━━ RECORDS TO PROCESS

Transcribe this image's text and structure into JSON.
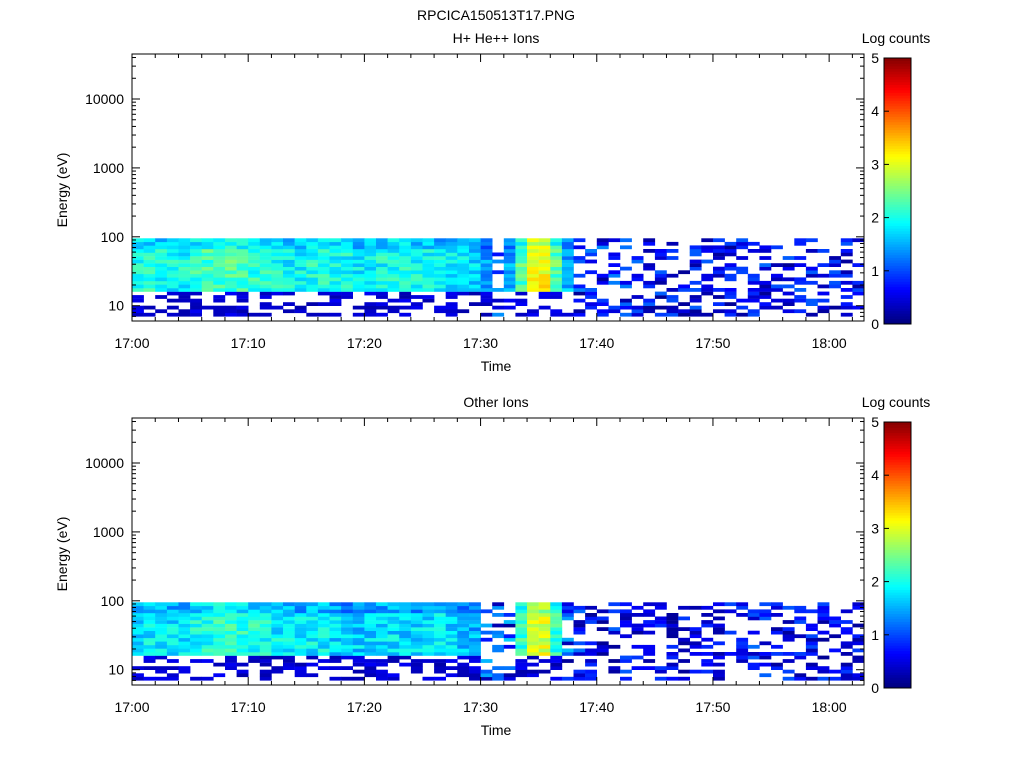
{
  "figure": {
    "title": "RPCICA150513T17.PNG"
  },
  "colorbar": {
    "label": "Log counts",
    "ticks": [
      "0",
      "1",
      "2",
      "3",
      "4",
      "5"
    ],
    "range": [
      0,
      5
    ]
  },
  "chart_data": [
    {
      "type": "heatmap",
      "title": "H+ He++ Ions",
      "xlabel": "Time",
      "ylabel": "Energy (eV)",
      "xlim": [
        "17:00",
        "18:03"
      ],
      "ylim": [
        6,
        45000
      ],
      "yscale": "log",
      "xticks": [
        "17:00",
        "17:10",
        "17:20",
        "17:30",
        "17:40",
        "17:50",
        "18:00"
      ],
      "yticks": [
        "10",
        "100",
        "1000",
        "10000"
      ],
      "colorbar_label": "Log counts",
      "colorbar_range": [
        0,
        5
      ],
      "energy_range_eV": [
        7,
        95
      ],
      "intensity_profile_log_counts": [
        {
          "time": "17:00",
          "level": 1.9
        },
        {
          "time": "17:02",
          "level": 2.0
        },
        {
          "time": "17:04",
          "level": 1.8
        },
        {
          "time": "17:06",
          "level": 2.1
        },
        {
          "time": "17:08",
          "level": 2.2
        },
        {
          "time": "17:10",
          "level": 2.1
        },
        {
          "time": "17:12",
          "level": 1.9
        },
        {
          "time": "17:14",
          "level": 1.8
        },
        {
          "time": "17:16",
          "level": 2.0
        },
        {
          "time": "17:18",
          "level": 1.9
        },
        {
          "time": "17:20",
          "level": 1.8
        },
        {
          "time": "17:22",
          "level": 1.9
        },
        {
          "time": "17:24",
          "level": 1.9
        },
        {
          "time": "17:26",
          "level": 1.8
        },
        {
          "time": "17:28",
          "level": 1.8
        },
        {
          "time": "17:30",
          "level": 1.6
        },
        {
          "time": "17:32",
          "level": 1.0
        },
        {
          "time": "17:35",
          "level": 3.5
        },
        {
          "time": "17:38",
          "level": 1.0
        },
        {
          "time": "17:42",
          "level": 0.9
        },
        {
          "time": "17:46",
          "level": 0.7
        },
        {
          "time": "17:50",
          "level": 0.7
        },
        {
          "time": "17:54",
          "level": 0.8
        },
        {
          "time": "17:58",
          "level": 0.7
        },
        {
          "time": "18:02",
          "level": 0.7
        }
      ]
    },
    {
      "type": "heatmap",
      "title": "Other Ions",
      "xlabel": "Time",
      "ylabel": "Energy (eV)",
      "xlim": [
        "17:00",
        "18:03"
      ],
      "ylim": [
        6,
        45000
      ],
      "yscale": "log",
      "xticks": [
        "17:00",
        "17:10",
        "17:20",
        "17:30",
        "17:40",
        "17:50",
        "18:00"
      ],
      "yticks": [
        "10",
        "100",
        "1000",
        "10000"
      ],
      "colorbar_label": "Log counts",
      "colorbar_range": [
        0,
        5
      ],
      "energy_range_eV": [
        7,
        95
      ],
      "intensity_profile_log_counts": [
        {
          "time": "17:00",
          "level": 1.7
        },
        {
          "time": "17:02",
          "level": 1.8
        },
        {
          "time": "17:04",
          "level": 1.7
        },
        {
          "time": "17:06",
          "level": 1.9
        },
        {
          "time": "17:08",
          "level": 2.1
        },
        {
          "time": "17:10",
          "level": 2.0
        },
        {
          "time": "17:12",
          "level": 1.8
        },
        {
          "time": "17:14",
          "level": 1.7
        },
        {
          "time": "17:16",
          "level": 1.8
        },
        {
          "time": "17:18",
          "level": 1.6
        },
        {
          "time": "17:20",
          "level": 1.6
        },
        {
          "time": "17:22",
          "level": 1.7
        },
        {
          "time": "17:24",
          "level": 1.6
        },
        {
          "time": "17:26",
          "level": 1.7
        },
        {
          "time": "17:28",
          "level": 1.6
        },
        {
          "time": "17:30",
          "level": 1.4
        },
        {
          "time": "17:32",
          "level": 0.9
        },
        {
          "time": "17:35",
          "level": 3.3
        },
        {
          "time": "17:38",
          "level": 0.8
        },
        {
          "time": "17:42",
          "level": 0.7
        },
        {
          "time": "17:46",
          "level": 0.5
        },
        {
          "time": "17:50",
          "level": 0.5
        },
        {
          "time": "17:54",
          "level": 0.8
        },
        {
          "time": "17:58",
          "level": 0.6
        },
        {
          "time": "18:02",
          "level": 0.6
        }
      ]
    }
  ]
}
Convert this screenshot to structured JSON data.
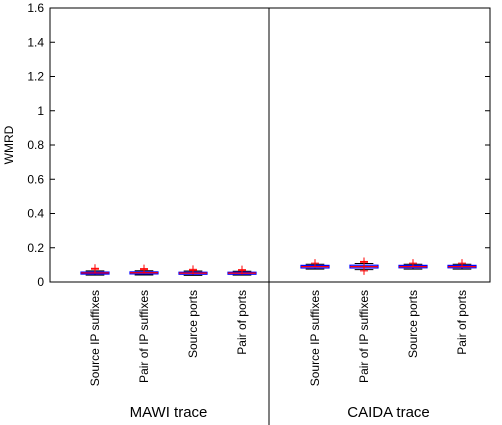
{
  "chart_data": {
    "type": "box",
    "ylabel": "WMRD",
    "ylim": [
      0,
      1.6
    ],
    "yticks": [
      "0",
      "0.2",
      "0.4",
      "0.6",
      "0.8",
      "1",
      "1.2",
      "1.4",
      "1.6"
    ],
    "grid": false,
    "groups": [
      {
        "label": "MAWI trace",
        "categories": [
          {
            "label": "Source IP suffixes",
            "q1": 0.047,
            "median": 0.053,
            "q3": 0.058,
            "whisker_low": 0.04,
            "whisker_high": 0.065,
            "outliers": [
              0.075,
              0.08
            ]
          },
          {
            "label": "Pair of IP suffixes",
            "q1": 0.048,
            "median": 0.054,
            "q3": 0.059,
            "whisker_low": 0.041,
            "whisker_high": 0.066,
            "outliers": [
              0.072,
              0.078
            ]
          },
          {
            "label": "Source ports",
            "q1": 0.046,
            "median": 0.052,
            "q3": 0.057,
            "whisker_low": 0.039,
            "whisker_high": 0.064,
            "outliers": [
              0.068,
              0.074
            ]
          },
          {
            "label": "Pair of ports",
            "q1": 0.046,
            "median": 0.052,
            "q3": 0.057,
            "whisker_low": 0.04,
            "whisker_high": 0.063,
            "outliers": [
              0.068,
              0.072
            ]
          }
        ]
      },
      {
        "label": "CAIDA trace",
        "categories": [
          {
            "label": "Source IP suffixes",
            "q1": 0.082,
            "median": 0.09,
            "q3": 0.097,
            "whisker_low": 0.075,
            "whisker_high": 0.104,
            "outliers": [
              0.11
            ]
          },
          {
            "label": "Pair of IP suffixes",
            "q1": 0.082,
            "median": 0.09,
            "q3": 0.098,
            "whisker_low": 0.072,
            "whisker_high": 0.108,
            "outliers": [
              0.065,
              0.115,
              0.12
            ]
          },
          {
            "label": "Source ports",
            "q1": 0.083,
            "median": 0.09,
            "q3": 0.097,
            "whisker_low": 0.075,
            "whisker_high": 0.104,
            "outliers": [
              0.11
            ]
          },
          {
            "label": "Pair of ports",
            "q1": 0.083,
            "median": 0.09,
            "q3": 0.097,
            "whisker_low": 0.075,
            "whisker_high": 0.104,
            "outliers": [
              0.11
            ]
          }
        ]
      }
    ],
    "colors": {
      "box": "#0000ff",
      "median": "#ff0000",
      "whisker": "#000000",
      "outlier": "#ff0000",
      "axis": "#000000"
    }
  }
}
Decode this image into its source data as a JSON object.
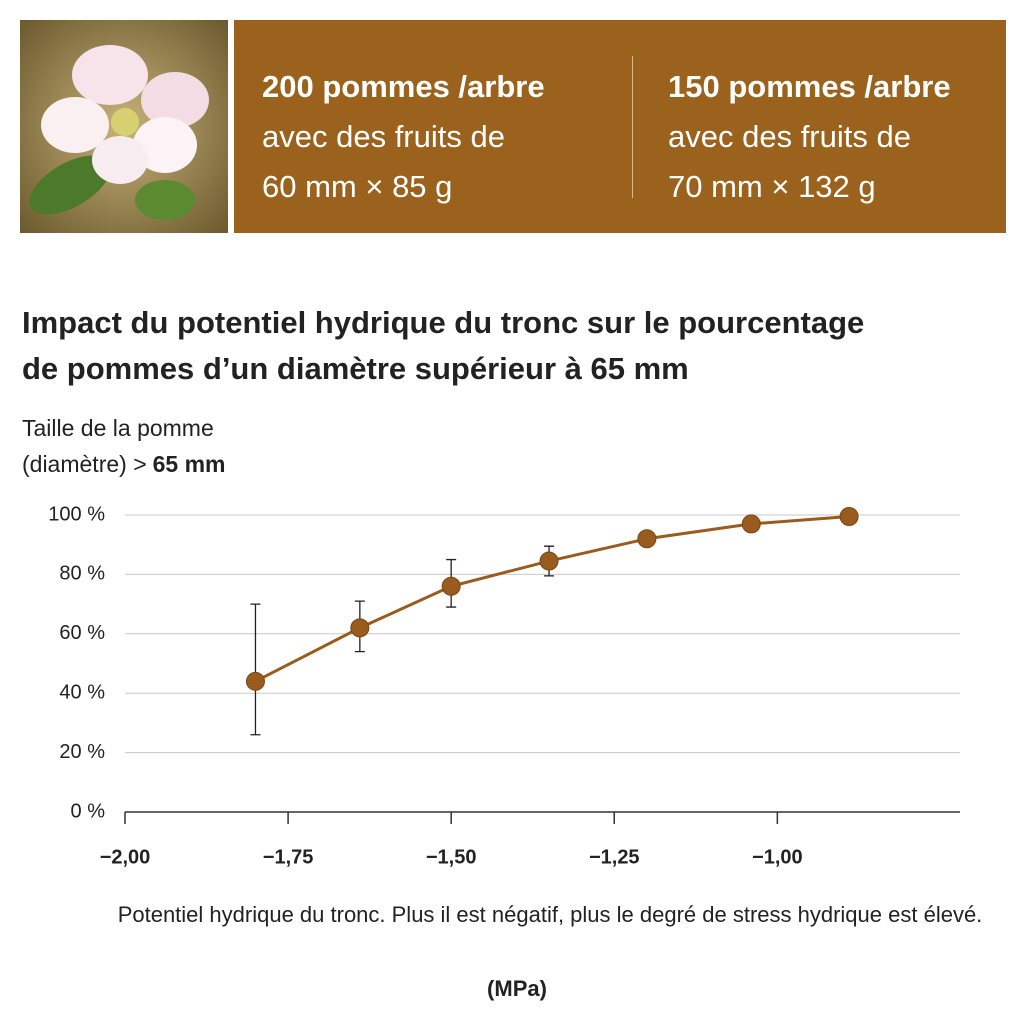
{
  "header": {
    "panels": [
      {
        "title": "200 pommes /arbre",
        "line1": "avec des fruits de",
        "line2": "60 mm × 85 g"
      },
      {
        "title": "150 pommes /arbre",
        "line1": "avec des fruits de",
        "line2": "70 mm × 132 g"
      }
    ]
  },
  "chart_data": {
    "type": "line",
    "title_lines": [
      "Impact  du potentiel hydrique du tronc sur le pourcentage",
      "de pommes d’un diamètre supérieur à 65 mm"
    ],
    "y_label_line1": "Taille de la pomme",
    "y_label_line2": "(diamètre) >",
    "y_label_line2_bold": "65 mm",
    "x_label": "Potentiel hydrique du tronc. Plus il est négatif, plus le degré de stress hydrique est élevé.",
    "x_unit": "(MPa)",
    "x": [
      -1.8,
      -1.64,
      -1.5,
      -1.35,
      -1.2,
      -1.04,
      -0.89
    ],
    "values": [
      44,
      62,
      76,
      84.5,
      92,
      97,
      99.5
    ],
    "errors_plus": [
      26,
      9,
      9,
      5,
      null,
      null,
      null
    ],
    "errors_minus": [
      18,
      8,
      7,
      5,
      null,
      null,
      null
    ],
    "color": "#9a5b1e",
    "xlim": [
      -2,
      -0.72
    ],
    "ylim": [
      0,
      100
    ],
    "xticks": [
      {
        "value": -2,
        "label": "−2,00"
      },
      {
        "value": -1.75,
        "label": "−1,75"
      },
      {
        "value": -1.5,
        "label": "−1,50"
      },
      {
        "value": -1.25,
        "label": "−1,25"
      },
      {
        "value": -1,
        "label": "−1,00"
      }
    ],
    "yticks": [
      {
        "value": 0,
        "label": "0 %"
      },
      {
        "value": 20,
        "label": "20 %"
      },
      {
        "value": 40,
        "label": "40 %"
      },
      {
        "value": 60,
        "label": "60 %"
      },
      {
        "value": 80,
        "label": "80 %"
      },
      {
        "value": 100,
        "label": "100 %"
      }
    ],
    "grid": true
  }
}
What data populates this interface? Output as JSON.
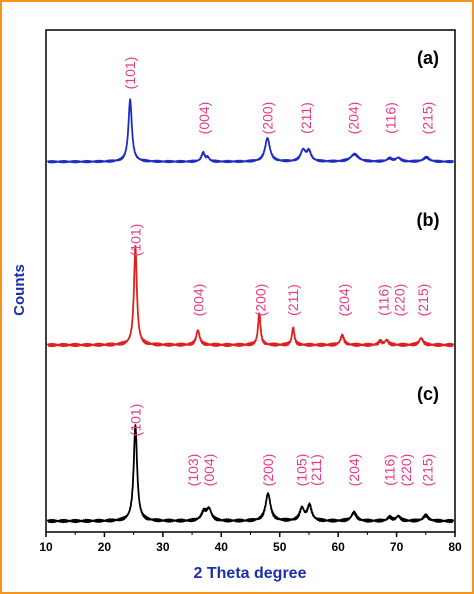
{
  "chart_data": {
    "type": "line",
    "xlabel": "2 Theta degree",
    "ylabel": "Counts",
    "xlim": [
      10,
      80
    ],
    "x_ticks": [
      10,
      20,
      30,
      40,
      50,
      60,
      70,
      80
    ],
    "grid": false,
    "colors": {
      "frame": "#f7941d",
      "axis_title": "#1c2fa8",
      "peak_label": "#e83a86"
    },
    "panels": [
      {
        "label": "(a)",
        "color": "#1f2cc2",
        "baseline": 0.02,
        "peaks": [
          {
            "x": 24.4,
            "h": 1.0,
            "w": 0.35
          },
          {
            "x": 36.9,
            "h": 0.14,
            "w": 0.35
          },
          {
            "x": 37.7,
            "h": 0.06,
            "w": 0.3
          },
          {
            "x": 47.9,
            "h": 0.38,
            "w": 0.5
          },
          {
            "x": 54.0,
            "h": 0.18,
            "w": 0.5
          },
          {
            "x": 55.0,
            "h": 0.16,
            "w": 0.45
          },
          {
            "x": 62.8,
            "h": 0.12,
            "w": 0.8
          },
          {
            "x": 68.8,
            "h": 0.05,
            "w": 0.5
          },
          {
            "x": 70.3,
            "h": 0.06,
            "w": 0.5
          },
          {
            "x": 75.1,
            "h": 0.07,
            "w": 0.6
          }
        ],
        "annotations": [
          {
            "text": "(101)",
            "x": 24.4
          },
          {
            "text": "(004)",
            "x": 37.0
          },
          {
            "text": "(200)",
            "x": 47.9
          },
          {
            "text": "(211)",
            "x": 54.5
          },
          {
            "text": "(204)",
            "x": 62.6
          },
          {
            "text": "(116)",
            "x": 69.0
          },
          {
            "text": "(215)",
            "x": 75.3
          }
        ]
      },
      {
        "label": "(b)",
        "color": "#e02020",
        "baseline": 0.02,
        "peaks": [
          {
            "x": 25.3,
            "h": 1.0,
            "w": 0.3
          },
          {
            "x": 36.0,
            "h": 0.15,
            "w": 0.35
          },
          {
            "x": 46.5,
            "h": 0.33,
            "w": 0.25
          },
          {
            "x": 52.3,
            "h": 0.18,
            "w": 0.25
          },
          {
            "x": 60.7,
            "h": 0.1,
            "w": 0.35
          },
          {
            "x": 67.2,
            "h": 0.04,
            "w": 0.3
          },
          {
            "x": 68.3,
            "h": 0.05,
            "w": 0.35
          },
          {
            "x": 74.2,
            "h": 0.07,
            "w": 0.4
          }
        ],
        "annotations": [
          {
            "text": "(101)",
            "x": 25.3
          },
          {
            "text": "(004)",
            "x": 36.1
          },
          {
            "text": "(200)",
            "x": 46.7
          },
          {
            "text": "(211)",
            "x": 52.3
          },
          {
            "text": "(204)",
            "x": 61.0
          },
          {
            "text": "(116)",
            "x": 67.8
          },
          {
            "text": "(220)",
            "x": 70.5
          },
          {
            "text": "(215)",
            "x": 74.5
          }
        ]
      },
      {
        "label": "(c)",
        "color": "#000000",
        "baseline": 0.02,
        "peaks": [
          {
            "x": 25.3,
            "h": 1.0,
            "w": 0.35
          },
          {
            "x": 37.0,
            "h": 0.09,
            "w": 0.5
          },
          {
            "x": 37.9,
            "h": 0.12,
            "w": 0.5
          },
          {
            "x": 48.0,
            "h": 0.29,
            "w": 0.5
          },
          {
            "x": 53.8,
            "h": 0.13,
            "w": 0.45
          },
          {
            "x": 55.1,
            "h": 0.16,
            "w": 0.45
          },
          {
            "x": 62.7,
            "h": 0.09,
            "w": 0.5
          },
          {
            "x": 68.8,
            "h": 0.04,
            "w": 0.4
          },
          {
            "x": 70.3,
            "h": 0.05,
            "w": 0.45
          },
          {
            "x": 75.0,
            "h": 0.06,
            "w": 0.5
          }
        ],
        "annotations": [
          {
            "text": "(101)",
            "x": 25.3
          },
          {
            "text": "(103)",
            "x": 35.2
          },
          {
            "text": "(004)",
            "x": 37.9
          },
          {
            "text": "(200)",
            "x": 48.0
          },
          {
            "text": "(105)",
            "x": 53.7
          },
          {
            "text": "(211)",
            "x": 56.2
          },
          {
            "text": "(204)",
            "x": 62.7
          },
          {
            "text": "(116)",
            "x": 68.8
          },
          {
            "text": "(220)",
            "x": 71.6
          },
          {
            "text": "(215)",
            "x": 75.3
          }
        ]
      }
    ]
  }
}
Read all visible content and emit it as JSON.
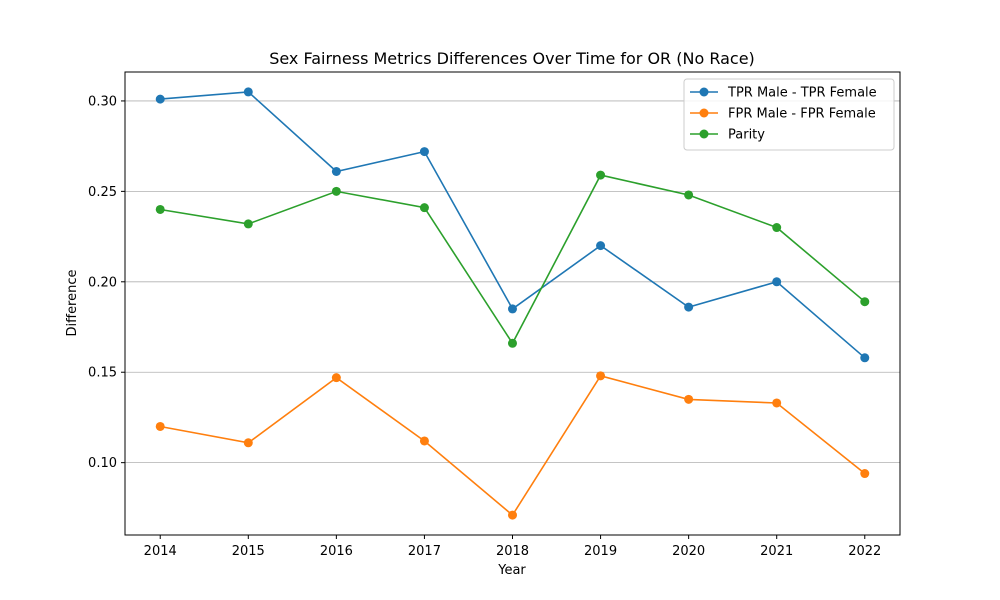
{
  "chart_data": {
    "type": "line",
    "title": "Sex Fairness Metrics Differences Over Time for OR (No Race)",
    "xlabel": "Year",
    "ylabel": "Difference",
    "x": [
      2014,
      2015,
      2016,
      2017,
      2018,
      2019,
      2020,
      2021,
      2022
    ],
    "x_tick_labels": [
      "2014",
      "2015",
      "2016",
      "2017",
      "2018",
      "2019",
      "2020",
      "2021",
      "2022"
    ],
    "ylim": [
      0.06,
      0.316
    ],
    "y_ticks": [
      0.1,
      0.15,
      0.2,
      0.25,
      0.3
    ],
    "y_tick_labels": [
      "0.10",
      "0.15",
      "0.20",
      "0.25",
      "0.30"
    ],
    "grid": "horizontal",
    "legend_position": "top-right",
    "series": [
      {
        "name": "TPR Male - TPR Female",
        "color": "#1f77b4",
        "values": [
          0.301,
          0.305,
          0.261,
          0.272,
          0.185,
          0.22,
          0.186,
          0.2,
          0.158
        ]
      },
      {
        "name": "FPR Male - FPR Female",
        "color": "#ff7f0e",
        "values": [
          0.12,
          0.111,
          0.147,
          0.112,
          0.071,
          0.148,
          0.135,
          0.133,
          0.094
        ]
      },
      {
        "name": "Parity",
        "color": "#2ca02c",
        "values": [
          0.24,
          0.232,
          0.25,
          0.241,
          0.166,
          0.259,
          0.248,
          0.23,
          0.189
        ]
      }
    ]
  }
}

━━━━

## INSTRUCTIONS TO FOLLOW
Without any pictures, write out the lines running from the one containing "Read all visible content and emit it as JSON." through the end of the listing above, both included, exactly as given.

## SOLUTION FOR THIS PROBLEM
Read all visible content and emit it as JSON.
{
  "chart_data": {
    "type": "line",
    "title": "Sex Fairness Metrics Differences Over Time for OR (No Race)",
    "xlabel": "Year",
    "ylabel": "Difference",
    "x": [
      2014,
      2015,
      2016,
      2017,
      2018,
      2019,
      2020,
      2021,
      2022
    ],
    "x_tick_labels": [
      "2014",
      "2015",
      "2016",
      "2017",
      "2018",
      "2019",
      "2020",
      "2021",
      "2022"
    ],
    "ylim": [
      0.06,
      0.316
    ],
    "y_ticks": [
      0.1,
      0.15,
      0.2,
      0.25,
      0.3
    ],
    "y_tick_labels": [
      "0.10",
      "0.15",
      "0.20",
      "0.25",
      "0.30"
    ],
    "grid": "horizontal",
    "legend_position": "top-right",
    "series": [
      {
        "name": "TPR Male - TPR Female",
        "color": "#1f77b4",
        "values": [
          0.301,
          0.305,
          0.261,
          0.272,
          0.185,
          0.22,
          0.186,
          0.2,
          0.158
        ]
      },
      {
        "name": "FPR Male - FPR Female",
        "color": "#ff7f0e",
        "values": [
          0.12,
          0.111,
          0.147,
          0.112,
          0.071,
          0.148,
          0.135,
          0.133,
          0.094
        ]
      },
      {
        "name": "Parity",
        "color": "#2ca02c",
        "values": [
          0.24,
          0.232,
          0.25,
          0.241,
          0.166,
          0.259,
          0.248,
          0.23,
          0.189
        ]
      }
    ]
  }
}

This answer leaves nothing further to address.